[start]

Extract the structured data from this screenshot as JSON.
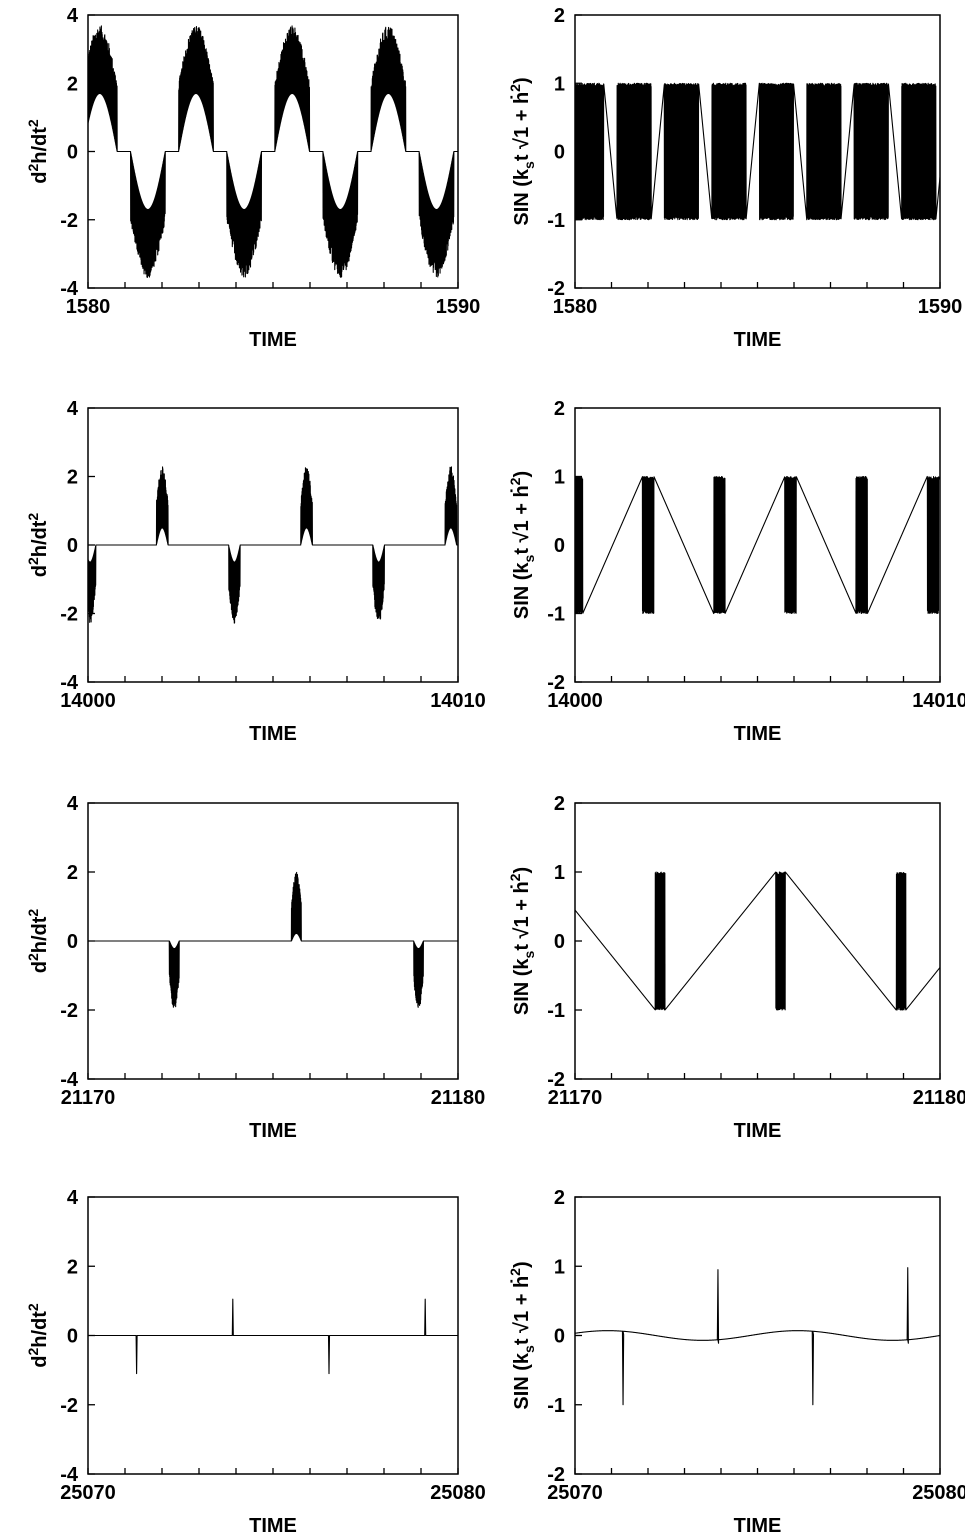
{
  "chart_data": [
    {
      "type": "line",
      "xlabel": "TIME",
      "ylabel_left": "d2h/dt2",
      "ylabel_right": "SIN(kst√(1 + ḣ2))",
      "xlim": [
        1580,
        1590
      ],
      "ylim_left": [
        -4,
        4
      ],
      "ylim_right": [
        -2,
        2
      ],
      "left_signal": {
        "model": "accel",
        "period": 2.6,
        "phase": 0.15,
        "duty": 0.72,
        "fill_amp": 3.7,
        "inner_amp": 1.7,
        "envelope_amp": 0.0
      },
      "right_signal": {
        "model": "sin",
        "period": 2.6,
        "phase": 0.15,
        "duty": 0.72
      }
    },
    {
      "type": "line",
      "xlabel": "TIME",
      "ylabel_left": "d2h/dt2",
      "ylabel_right": "SIN(kst√(1 + ḣ2))",
      "xlim": [
        14000,
        14010
      ],
      "ylim_left": [
        -4,
        4
      ],
      "ylim_right": [
        -2,
        2
      ],
      "left_signal": {
        "model": "accel",
        "period": 3.9,
        "phase": 2.05,
        "duty": 0.16,
        "fill_amp": 2.3,
        "inner_amp": 0.25,
        "envelope_amp": 0.25
      },
      "right_signal": {
        "model": "sin",
        "period": 3.9,
        "phase": 2.05,
        "duty": 0.16
      }
    },
    {
      "type": "line",
      "xlabel": "TIME",
      "ylabel_left": "d2h/dt2",
      "ylabel_right": "SIN(kst√(1 + ḣ2))",
      "xlim": [
        21170,
        21180
      ],
      "ylim_left": [
        -4,
        4
      ],
      "ylim_right": [
        -2,
        2
      ],
      "left_signal": {
        "model": "accel",
        "period": 6.6,
        "phase": 1.1,
        "duty": 0.08,
        "fill_amp": 2.0,
        "inner_amp": 0.1,
        "envelope_amp": 0.12
      },
      "right_signal": {
        "model": "sin",
        "period": 6.6,
        "phase": 1.1,
        "duty": 0.08
      }
    },
    {
      "type": "line",
      "xlabel": "TIME",
      "ylabel_left": "d2h/dt2",
      "ylabel_right": "SIN(kst√(1 + ḣ2))",
      "xlim": [
        25070,
        25080
      ],
      "ylim_left": [
        -4,
        4
      ],
      "ylim_right": [
        -2,
        2
      ],
      "left_signal": {
        "model": "spikes",
        "events": [
          [
            25071.3,
            -1.1
          ],
          [
            25073.9,
            1.05
          ],
          [
            25076.5,
            -1.1
          ],
          [
            25079.1,
            1.05
          ]
        ],
        "baseline": 0
      },
      "right_signal": {
        "model": "wave_spikes",
        "events": [
          [
            25071.3,
            -1.0
          ],
          [
            25073.9,
            0.95
          ],
          [
            25076.5,
            -1.0
          ],
          [
            25079.1,
            0.98
          ]
        ],
        "wave_amp": 0.07,
        "period": 5.2
      }
    }
  ],
  "labels": {
    "xlabel": "TIME",
    "ylabel_left_main": "d",
    "ylabel_left_sup1": "2",
    "ylabel_left_mid": "h/dt",
    "ylabel_left_sup2": "2",
    "ylabel_right_sin": "SIN",
    "ylabel_right_k": "k",
    "ylabel_right_sub": "s",
    "ylabel_right_t": "t",
    "ylabel_right_root": "√",
    "ylabel_right_inner": "1 + ḣ",
    "ylabel_right_sup": "2"
  }
}
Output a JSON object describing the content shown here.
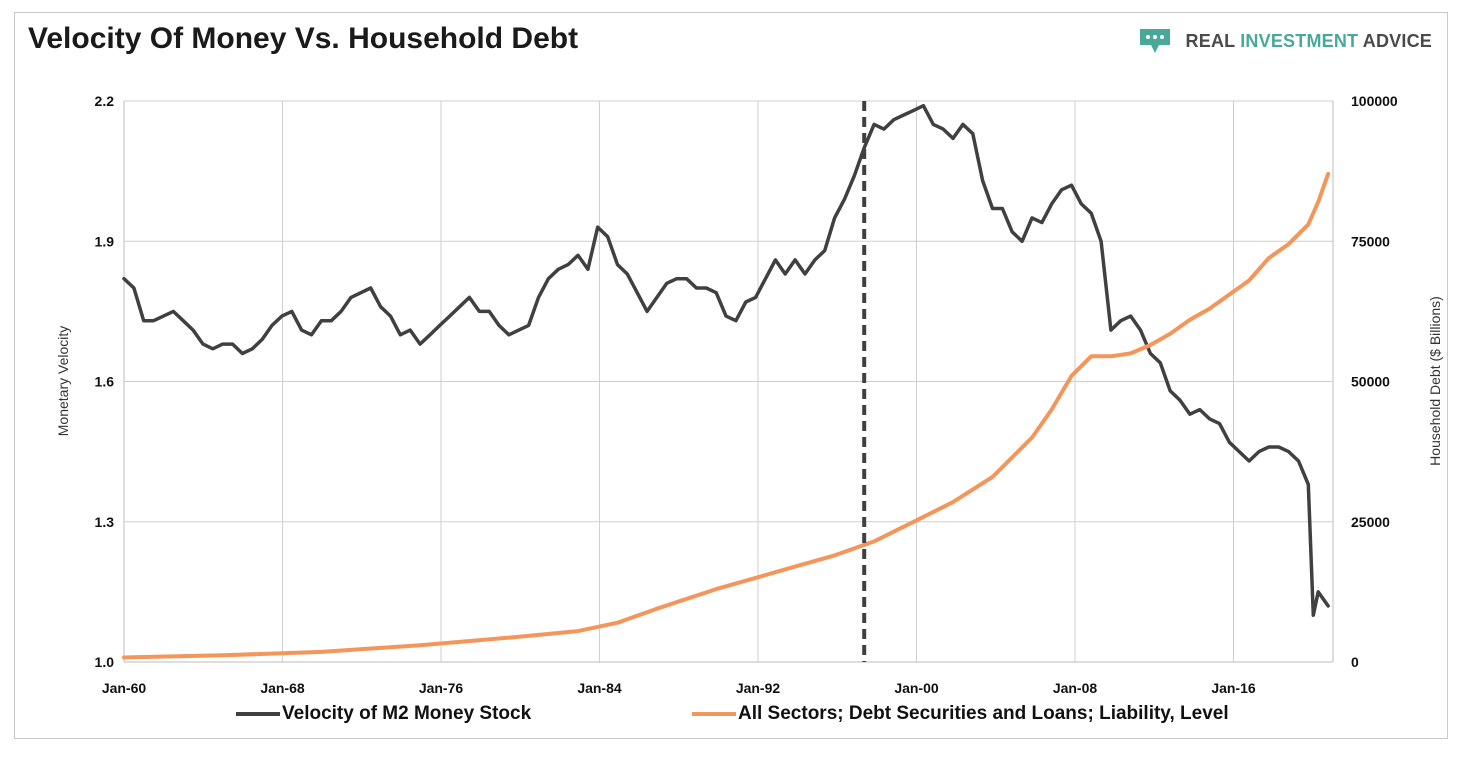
{
  "header": {
    "title": "Velocity Of Money Vs. Household Debt",
    "brand": {
      "word1": "REAL ",
      "word2": "INVESTMENT",
      "word3": " ADVICE",
      "logo_icon": "speech-bubble-dots-icon",
      "accent_color": "#48a99a"
    }
  },
  "chart_data": {
    "type": "line",
    "title": "Velocity Of Money Vs. Household Debt",
    "x_tick_labels": [
      "Jan-60",
      "Jan-68",
      "Jan-76",
      "Jan-84",
      "Jan-92",
      "Jan-00",
      "Jan-08",
      "Jan-16"
    ],
    "x_range": [
      "Jan-60",
      "Jan-21"
    ],
    "y_left": {
      "label": "Monetary Velocity",
      "ticks": [
        "1.0",
        "1.3",
        "1.6",
        "1.9",
        "2.2"
      ],
      "range": [
        1.0,
        2.2
      ]
    },
    "y_right": {
      "label": "Household Debt ($ Billions)",
      "ticks": [
        "0",
        "25000",
        "50000",
        "75000",
        "100000"
      ],
      "range": [
        0,
        100000
      ]
    },
    "grid": true,
    "legend_position": "bottom",
    "vertical_marker": {
      "date": "1997-07",
      "style": "dashed"
    },
    "series": [
      {
        "name": "Velocity of M2 Money Stock",
        "axis": "left",
        "color": "#404040",
        "points": [
          [
            "1960-01",
            1.82
          ],
          [
            "1960-07",
            1.8
          ],
          [
            "1961-01",
            1.73
          ],
          [
            "1961-07",
            1.73
          ],
          [
            "1962-01",
            1.74
          ],
          [
            "1962-07",
            1.75
          ],
          [
            "1963-01",
            1.73
          ],
          [
            "1963-07",
            1.71
          ],
          [
            "1964-01",
            1.68
          ],
          [
            "1964-07",
            1.67
          ],
          [
            "1965-01",
            1.68
          ],
          [
            "1965-07",
            1.68
          ],
          [
            "1966-01",
            1.66
          ],
          [
            "1966-07",
            1.67
          ],
          [
            "1967-01",
            1.69
          ],
          [
            "1967-07",
            1.72
          ],
          [
            "1968-01",
            1.74
          ],
          [
            "1968-07",
            1.75
          ],
          [
            "1969-01",
            1.71
          ],
          [
            "1969-07",
            1.7
          ],
          [
            "1970-01",
            1.73
          ],
          [
            "1970-07",
            1.73
          ],
          [
            "1971-01",
            1.75
          ],
          [
            "1971-07",
            1.78
          ],
          [
            "1972-01",
            1.79
          ],
          [
            "1972-07",
            1.8
          ],
          [
            "1973-01",
            1.76
          ],
          [
            "1973-07",
            1.74
          ],
          [
            "1974-01",
            1.7
          ],
          [
            "1974-07",
            1.71
          ],
          [
            "1975-01",
            1.68
          ],
          [
            "1975-07",
            1.7
          ],
          [
            "1976-01",
            1.72
          ],
          [
            "1976-07",
            1.74
          ],
          [
            "1977-01",
            1.76
          ],
          [
            "1977-07",
            1.78
          ],
          [
            "1978-01",
            1.75
          ],
          [
            "1978-07",
            1.75
          ],
          [
            "1979-01",
            1.72
          ],
          [
            "1979-07",
            1.7
          ],
          [
            "1980-01",
            1.71
          ],
          [
            "1980-07",
            1.72
          ],
          [
            "1981-01",
            1.78
          ],
          [
            "1981-07",
            1.82
          ],
          [
            "1982-01",
            1.84
          ],
          [
            "1982-07",
            1.85
          ],
          [
            "1983-01",
            1.87
          ],
          [
            "1983-07",
            1.84
          ],
          [
            "1984-01",
            1.93
          ],
          [
            "1984-07",
            1.91
          ],
          [
            "1985-01",
            1.85
          ],
          [
            "1985-07",
            1.83
          ],
          [
            "1986-01",
            1.79
          ],
          [
            "1986-07",
            1.75
          ],
          [
            "1987-01",
            1.78
          ],
          [
            "1987-07",
            1.81
          ],
          [
            "1988-01",
            1.82
          ],
          [
            "1988-07",
            1.82
          ],
          [
            "1989-01",
            1.8
          ],
          [
            "1989-07",
            1.8
          ],
          [
            "1990-01",
            1.79
          ],
          [
            "1990-07",
            1.74
          ],
          [
            "1991-01",
            1.73
          ],
          [
            "1991-07",
            1.77
          ],
          [
            "1992-01",
            1.78
          ],
          [
            "1992-07",
            1.82
          ],
          [
            "1993-01",
            1.86
          ],
          [
            "1993-07",
            1.83
          ],
          [
            "1994-01",
            1.86
          ],
          [
            "1994-07",
            1.83
          ],
          [
            "1995-01",
            1.86
          ],
          [
            "1995-07",
            1.88
          ],
          [
            "1996-01",
            1.95
          ],
          [
            "1996-07",
            1.99
          ],
          [
            "1997-01",
            2.04
          ],
          [
            "1997-07",
            2.1
          ],
          [
            "1998-01",
            2.15
          ],
          [
            "1998-07",
            2.14
          ],
          [
            "1999-01",
            2.16
          ],
          [
            "1999-07",
            2.17
          ],
          [
            "2000-01",
            2.18
          ],
          [
            "2000-07",
            2.19
          ],
          [
            "2001-01",
            2.15
          ],
          [
            "2001-07",
            2.14
          ],
          [
            "2002-01",
            2.12
          ],
          [
            "2002-07",
            2.15
          ],
          [
            "2003-01",
            2.13
          ],
          [
            "2003-07",
            2.03
          ],
          [
            "2004-01",
            1.97
          ],
          [
            "2004-07",
            1.97
          ],
          [
            "2005-01",
            1.92
          ],
          [
            "2005-07",
            1.9
          ],
          [
            "2006-01",
            1.95
          ],
          [
            "2006-07",
            1.94
          ],
          [
            "2007-01",
            1.98
          ],
          [
            "2007-07",
            2.01
          ],
          [
            "2008-01",
            2.02
          ],
          [
            "2008-07",
            1.98
          ],
          [
            "2009-01",
            1.96
          ],
          [
            "2009-07",
            1.9
          ],
          [
            "2010-01",
            1.71
          ],
          [
            "2010-07",
            1.73
          ],
          [
            "2011-01",
            1.74
          ],
          [
            "2011-07",
            1.71
          ],
          [
            "2012-01",
            1.66
          ],
          [
            "2012-07",
            1.64
          ],
          [
            "2013-01",
            1.58
          ],
          [
            "2013-07",
            1.56
          ],
          [
            "2014-01",
            1.53
          ],
          [
            "2014-07",
            1.54
          ],
          [
            "2015-01",
            1.52
          ],
          [
            "2015-07",
            1.51
          ],
          [
            "2016-01",
            1.47
          ],
          [
            "2016-07",
            1.45
          ],
          [
            "2017-01",
            1.43
          ],
          [
            "2017-07",
            1.45
          ],
          [
            "2018-01",
            1.46
          ],
          [
            "2018-07",
            1.46
          ],
          [
            "2019-01",
            1.45
          ],
          [
            "2019-07",
            1.43
          ],
          [
            "2020-01",
            1.38
          ],
          [
            "2020-04",
            1.1
          ],
          [
            "2020-07",
            1.15
          ],
          [
            "2021-01",
            1.12
          ]
        ]
      },
      {
        "name": "All Sectors; Debt Securities and Loans; Liability, Level",
        "axis": "right",
        "color": "#f4955a",
        "points": [
          [
            "1960-01",
            800
          ],
          [
            "1965-01",
            1200
          ],
          [
            "1970-01",
            1800
          ],
          [
            "1975-01",
            3000
          ],
          [
            "1980-01",
            4500
          ],
          [
            "1983-01",
            5500
          ],
          [
            "1985-01",
            7000
          ],
          [
            "1987-01",
            9500
          ],
          [
            "1990-01",
            13000
          ],
          [
            "1992-01",
            15000
          ],
          [
            "1994-01",
            17000
          ],
          [
            "1996-01",
            19000
          ],
          [
            "1998-01",
            21500
          ],
          [
            "2000-01",
            25000
          ],
          [
            "2002-01",
            28500
          ],
          [
            "2004-01",
            33000
          ],
          [
            "2006-01",
            40000
          ],
          [
            "2007-01",
            45000
          ],
          [
            "2008-01",
            51000
          ],
          [
            "2009-01",
            54500
          ],
          [
            "2010-01",
            54500
          ],
          [
            "2011-01",
            55000
          ],
          [
            "2012-01",
            56500
          ],
          [
            "2013-01",
            58500
          ],
          [
            "2014-01",
            61000
          ],
          [
            "2015-01",
            63000
          ],
          [
            "2016-01",
            65500
          ],
          [
            "2017-01",
            68000
          ],
          [
            "2018-01",
            72000
          ],
          [
            "2019-01",
            74500
          ],
          [
            "2020-01",
            78000
          ],
          [
            "2020-07",
            82000
          ],
          [
            "2021-01",
            87000
          ]
        ]
      }
    ]
  }
}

[end]

Stated task:
State how many lines of the records above contain "Debt", with no words besides the number.

Answer in full:
4